### INSTRUCTION
Copy all lines below containing "sobě".

### THE RECORDS
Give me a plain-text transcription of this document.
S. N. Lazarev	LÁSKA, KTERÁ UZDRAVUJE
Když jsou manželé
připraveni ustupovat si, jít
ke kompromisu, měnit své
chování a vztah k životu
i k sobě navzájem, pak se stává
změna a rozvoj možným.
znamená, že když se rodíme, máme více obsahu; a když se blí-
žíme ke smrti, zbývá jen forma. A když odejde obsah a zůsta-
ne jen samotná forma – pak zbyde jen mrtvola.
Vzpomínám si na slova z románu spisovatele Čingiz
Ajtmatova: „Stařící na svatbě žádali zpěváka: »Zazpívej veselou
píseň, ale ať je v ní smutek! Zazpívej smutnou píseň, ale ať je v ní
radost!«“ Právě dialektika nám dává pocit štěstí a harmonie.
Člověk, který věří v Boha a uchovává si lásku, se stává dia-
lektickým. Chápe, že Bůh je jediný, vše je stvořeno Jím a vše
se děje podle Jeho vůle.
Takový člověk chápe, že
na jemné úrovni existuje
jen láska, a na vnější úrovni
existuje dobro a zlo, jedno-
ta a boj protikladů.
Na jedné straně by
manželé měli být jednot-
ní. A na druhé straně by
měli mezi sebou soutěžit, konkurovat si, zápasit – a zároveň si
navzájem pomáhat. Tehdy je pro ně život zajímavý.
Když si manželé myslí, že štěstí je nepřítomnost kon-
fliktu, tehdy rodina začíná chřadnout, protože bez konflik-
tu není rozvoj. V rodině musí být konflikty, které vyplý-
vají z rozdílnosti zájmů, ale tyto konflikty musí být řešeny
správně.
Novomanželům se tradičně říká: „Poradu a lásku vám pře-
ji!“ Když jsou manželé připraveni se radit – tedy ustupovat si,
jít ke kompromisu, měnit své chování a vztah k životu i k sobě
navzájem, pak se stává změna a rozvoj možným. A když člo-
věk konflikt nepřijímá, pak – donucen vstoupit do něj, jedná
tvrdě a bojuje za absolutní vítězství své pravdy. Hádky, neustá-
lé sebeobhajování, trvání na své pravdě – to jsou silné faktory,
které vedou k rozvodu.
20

### RESULT
i k sobě navzájem, pak se stává
jít ke kompromisu, měnit své chování a vztah k životu i k sobě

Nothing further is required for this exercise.